Raw records
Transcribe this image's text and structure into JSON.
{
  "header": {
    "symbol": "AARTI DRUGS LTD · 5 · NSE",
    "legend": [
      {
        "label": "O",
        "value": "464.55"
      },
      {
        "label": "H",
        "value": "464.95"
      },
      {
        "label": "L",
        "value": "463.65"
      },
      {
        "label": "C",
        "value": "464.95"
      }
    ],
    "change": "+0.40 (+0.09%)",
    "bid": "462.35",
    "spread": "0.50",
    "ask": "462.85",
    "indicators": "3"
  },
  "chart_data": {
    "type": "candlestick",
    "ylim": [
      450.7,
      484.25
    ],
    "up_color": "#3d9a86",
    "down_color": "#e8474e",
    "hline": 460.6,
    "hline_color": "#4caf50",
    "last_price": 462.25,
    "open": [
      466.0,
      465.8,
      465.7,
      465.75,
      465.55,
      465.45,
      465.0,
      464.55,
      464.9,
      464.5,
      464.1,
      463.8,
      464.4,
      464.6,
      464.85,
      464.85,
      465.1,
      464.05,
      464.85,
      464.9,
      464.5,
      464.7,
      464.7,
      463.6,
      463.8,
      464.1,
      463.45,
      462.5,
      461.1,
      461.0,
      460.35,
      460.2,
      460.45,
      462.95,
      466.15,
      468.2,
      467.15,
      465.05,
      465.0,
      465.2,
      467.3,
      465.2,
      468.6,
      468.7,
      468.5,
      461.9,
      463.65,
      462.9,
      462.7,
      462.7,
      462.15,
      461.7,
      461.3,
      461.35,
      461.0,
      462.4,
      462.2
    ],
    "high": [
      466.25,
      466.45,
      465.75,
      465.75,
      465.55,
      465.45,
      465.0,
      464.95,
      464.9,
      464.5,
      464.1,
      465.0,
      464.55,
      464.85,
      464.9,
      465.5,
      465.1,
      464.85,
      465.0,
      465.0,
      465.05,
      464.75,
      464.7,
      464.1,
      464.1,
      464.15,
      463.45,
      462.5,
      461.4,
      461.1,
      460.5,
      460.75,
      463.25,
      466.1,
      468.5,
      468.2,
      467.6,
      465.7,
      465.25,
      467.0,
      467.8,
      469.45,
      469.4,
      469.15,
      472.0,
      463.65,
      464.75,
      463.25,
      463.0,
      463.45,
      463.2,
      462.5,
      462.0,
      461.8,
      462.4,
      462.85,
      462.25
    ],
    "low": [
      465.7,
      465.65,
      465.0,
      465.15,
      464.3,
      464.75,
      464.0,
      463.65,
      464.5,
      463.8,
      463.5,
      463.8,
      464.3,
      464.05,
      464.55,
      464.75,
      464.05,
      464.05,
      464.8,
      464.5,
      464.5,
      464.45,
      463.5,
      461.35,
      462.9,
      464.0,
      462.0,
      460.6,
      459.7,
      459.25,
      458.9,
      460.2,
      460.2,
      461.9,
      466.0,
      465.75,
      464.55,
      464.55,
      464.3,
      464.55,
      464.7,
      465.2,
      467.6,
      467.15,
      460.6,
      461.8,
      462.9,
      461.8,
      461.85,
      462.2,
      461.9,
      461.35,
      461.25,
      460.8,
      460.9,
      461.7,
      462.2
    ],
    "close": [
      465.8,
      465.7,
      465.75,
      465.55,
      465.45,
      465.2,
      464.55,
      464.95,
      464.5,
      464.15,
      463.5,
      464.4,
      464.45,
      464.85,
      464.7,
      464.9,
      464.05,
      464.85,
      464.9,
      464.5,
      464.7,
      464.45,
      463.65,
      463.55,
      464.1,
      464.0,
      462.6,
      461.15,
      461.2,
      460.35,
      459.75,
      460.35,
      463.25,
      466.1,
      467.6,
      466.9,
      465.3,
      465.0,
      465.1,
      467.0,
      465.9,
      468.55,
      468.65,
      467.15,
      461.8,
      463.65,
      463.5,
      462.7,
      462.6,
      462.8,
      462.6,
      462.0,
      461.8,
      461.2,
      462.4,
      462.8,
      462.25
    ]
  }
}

...

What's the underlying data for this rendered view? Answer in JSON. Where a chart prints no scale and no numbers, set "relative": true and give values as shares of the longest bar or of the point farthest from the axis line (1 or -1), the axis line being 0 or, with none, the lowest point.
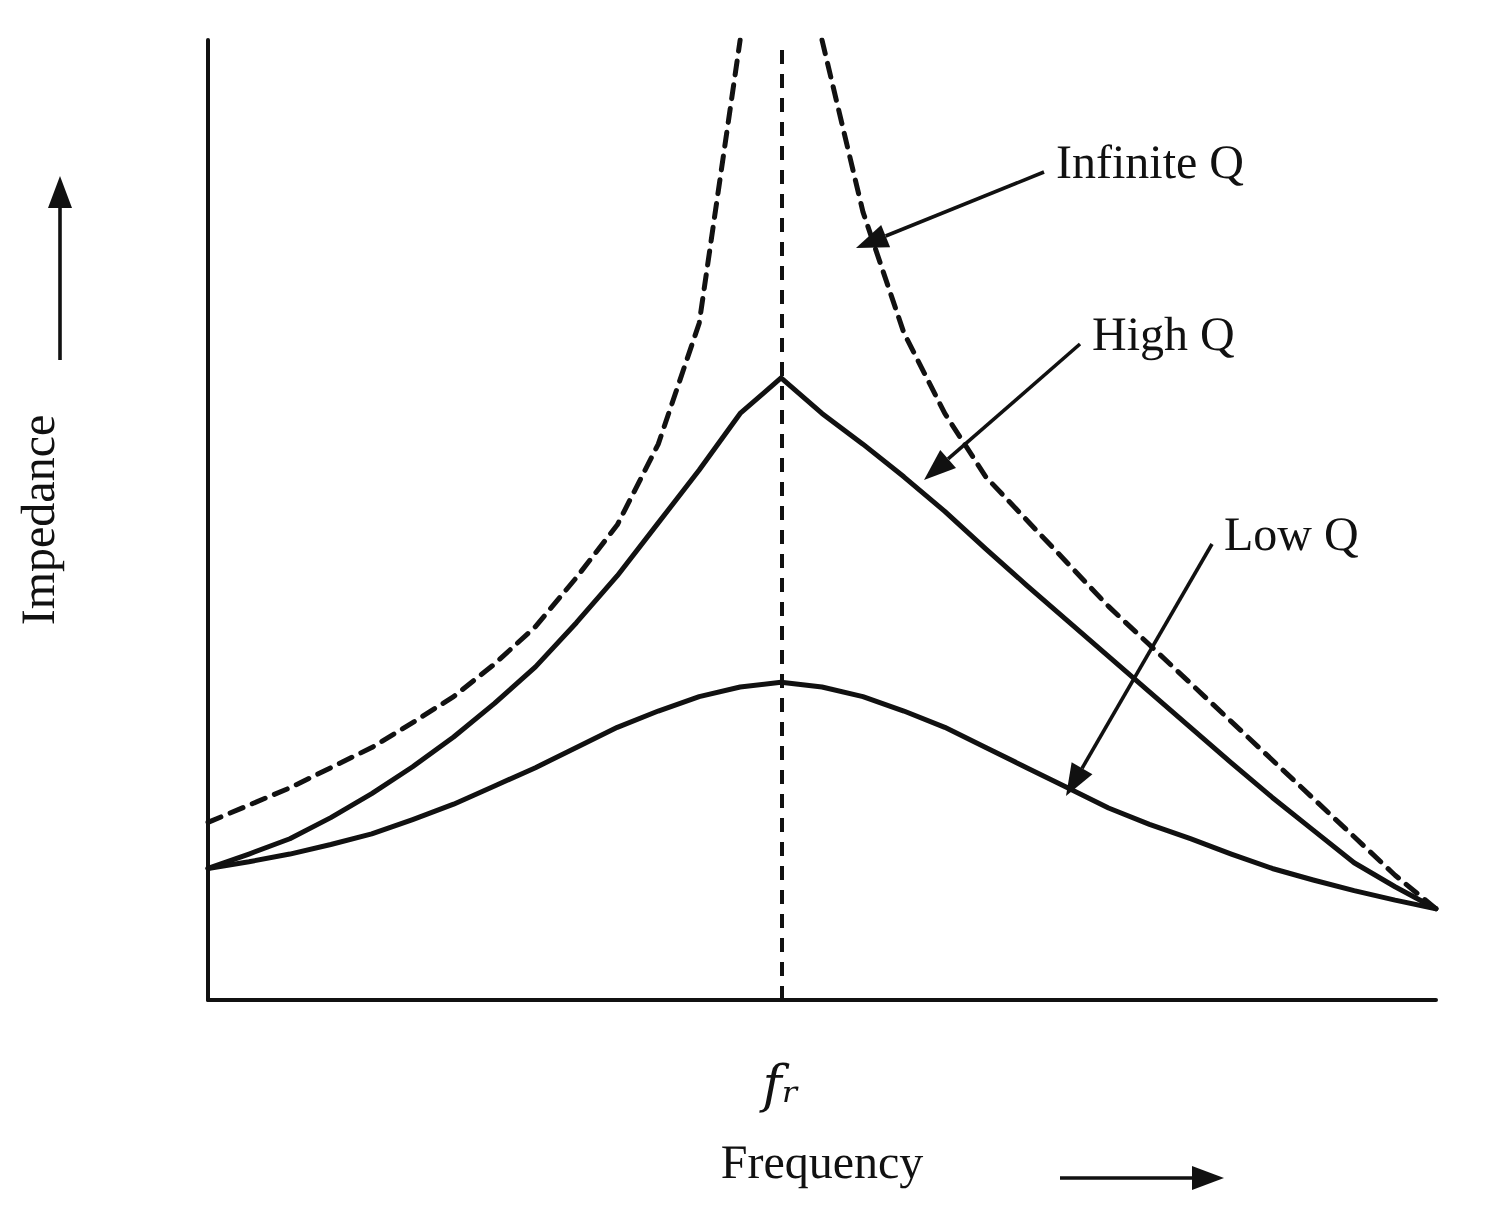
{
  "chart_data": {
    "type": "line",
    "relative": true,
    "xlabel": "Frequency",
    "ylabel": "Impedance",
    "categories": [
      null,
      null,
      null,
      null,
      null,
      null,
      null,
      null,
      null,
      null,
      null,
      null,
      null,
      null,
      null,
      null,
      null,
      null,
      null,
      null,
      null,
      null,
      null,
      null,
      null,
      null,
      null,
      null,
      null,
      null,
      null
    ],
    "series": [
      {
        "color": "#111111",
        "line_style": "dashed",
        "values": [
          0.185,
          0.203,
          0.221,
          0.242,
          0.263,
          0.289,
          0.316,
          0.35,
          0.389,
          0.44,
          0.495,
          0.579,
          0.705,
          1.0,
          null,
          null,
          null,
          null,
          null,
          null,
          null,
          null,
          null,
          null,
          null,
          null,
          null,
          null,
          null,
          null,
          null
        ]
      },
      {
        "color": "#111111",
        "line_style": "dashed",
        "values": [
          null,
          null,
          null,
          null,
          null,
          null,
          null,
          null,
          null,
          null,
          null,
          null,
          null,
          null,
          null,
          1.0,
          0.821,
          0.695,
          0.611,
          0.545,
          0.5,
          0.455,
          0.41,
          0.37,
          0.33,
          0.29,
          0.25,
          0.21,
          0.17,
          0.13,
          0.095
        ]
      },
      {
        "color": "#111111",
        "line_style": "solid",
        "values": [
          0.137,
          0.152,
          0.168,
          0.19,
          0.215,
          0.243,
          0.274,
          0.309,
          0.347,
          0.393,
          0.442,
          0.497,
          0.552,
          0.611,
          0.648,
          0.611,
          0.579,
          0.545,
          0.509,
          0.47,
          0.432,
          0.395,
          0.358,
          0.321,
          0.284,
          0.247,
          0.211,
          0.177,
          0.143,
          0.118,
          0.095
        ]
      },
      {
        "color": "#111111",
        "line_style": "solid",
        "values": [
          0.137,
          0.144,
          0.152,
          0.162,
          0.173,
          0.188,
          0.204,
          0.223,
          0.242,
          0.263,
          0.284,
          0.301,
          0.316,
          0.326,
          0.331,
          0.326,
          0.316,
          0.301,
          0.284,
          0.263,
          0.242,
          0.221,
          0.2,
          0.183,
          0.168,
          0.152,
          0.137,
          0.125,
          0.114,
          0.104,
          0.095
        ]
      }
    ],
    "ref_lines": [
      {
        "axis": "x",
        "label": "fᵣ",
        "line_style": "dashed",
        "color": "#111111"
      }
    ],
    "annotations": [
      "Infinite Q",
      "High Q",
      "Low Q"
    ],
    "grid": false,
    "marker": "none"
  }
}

### [STATED GOAL]
Return every line holding the word "true" from the records.

### [RESULT BELOW]
What's the underlying data for this rendered view? Answer in JSON. Where a chart prints no scale and no numbers, set "relative": true and give values as shares of the longest bar or of the point farthest from the axis line (1 or -1), the axis line being 0 or, with none, the lowest point.
    "relative": true,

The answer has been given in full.